Short exercise:
Search the entries below. Return every line that has "vonatkozó" in it.

══ Extracted material ══

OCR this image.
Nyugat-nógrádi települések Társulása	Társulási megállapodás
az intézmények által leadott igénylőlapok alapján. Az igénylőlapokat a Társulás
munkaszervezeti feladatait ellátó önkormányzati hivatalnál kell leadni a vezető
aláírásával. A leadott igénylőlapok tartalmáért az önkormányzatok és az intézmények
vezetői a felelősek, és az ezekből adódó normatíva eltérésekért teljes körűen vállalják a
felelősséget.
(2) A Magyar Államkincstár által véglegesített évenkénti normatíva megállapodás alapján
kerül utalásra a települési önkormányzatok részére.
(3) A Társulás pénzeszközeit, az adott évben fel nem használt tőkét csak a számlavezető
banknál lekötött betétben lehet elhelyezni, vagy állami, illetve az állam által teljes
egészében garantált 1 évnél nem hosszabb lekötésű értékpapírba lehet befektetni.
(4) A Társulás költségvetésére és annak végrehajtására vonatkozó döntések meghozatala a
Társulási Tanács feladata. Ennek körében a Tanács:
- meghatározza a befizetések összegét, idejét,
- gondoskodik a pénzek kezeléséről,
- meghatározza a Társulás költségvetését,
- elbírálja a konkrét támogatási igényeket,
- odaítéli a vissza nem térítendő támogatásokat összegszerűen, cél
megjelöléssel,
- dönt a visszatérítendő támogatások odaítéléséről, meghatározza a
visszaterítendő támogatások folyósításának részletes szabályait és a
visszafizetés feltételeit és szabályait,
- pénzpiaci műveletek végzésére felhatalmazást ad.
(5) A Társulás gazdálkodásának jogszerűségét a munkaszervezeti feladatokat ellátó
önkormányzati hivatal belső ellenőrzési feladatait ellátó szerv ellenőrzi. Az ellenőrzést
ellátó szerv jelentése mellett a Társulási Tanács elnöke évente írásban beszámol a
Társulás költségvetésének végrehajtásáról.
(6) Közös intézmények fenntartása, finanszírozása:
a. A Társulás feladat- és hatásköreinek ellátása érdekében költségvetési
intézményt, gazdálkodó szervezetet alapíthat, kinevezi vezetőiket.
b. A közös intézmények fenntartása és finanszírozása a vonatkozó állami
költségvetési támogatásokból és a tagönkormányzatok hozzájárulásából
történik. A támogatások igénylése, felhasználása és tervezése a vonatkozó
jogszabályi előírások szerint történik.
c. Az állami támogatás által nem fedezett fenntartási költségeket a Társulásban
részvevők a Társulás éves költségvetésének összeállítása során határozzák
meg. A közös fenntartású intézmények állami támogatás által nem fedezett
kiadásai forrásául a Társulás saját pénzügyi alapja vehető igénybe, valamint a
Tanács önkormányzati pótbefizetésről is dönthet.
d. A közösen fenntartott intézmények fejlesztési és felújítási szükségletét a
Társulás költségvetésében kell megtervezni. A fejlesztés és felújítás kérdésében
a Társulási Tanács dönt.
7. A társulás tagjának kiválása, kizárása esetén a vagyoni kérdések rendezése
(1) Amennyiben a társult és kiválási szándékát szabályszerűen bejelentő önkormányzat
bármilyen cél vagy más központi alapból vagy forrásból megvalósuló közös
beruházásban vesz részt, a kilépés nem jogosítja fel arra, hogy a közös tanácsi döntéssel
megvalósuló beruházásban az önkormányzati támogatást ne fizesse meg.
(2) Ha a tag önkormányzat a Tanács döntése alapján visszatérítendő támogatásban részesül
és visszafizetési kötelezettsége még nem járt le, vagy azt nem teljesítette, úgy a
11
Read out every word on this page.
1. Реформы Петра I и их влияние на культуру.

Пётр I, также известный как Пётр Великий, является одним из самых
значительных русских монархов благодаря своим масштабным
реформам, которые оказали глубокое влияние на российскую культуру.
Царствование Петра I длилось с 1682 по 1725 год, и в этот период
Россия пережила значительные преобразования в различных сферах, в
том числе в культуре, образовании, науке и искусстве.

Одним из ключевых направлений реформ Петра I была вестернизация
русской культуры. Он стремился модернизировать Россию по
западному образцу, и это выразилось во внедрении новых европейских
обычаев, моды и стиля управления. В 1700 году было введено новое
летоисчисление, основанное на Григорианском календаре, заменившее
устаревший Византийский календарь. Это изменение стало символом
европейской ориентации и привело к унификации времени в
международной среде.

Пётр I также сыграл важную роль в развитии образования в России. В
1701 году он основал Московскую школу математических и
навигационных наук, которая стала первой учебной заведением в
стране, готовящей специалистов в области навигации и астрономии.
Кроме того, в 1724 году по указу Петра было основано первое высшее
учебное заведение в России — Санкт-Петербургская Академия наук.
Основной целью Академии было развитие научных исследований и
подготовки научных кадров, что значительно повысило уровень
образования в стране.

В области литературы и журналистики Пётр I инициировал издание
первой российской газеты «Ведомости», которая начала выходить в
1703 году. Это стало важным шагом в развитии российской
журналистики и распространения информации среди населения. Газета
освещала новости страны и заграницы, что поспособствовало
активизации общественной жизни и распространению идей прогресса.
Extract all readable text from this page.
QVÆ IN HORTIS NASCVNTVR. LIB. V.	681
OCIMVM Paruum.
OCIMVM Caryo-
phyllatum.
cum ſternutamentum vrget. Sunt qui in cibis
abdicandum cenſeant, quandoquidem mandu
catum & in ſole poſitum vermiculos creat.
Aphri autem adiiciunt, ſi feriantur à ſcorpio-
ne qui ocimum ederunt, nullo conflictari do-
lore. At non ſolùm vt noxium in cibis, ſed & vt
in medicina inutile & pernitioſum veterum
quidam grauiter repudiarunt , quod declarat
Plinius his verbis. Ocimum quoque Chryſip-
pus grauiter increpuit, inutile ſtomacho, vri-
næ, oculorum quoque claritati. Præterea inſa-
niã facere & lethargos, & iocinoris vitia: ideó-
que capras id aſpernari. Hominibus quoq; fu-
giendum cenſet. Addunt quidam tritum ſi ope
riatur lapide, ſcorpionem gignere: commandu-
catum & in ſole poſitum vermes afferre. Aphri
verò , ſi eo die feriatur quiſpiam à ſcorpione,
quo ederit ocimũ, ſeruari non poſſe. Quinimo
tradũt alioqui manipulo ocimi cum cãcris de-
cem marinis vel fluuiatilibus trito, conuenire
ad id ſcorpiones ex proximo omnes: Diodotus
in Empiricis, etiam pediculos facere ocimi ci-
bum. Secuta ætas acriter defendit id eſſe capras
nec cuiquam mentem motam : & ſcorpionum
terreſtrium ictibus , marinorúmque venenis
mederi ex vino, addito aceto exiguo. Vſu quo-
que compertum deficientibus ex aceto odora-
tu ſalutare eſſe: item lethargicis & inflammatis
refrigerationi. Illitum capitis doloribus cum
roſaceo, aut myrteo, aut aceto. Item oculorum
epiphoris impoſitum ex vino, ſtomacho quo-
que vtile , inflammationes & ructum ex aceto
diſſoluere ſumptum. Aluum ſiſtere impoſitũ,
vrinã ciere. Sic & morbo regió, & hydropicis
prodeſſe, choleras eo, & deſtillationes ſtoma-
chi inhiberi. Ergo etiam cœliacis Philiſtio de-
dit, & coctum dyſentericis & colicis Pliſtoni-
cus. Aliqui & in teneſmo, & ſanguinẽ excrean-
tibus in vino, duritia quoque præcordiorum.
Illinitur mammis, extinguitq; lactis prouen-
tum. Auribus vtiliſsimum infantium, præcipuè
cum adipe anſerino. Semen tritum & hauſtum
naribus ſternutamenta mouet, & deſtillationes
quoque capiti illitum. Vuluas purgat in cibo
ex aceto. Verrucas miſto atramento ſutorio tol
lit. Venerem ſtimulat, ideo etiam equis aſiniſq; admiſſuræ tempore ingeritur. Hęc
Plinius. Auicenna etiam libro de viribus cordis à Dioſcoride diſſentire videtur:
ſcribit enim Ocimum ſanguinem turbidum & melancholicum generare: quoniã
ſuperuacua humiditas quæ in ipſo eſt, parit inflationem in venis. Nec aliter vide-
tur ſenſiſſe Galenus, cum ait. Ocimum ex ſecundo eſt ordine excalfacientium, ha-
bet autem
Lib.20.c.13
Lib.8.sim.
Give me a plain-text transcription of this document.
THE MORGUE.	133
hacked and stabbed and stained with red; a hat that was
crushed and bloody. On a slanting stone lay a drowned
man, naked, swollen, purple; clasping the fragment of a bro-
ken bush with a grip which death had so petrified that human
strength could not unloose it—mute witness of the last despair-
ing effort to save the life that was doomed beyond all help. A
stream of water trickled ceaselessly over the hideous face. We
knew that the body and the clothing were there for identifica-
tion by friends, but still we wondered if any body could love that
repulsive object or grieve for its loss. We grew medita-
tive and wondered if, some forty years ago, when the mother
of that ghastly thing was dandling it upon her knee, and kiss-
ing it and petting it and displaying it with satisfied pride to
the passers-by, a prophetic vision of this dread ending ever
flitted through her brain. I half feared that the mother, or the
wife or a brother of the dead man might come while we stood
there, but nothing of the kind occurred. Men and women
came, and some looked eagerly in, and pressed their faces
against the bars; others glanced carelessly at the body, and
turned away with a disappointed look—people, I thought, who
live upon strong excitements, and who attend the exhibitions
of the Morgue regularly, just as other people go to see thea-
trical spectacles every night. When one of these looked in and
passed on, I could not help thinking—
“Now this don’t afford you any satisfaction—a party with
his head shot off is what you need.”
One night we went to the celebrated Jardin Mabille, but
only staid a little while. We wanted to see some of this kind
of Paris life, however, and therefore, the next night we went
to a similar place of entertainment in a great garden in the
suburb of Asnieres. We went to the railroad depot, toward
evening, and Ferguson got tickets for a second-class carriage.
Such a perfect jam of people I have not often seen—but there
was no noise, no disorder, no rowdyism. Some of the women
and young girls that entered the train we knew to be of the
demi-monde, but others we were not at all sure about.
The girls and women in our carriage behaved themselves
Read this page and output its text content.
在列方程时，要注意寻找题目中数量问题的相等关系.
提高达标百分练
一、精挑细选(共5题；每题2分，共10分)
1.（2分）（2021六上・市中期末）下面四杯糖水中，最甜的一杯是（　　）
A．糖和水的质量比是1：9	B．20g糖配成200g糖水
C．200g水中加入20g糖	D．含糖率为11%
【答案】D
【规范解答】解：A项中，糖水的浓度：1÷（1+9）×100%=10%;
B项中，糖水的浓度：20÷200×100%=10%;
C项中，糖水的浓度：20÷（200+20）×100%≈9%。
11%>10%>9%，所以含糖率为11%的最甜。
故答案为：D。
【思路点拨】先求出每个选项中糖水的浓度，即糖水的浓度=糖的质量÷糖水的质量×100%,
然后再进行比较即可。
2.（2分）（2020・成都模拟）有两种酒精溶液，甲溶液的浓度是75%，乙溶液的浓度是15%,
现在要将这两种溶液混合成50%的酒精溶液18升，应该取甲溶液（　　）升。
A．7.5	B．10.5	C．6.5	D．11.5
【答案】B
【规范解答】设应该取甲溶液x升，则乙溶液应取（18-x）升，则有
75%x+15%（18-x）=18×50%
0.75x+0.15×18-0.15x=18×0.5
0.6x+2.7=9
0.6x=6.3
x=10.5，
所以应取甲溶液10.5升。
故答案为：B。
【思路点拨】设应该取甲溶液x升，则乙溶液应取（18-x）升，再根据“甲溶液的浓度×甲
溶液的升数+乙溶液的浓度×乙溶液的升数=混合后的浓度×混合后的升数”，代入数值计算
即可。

═══

The reply:
(4) A Társulás költségvetésére és annak végrehajtására vonatkozó döntések meghozatala a
b. A közös intézmények fenntartása és finanszírozása a vonatkozó állami
történik. A támogatások igénylése, felhasználása és tervezése a vonatkozó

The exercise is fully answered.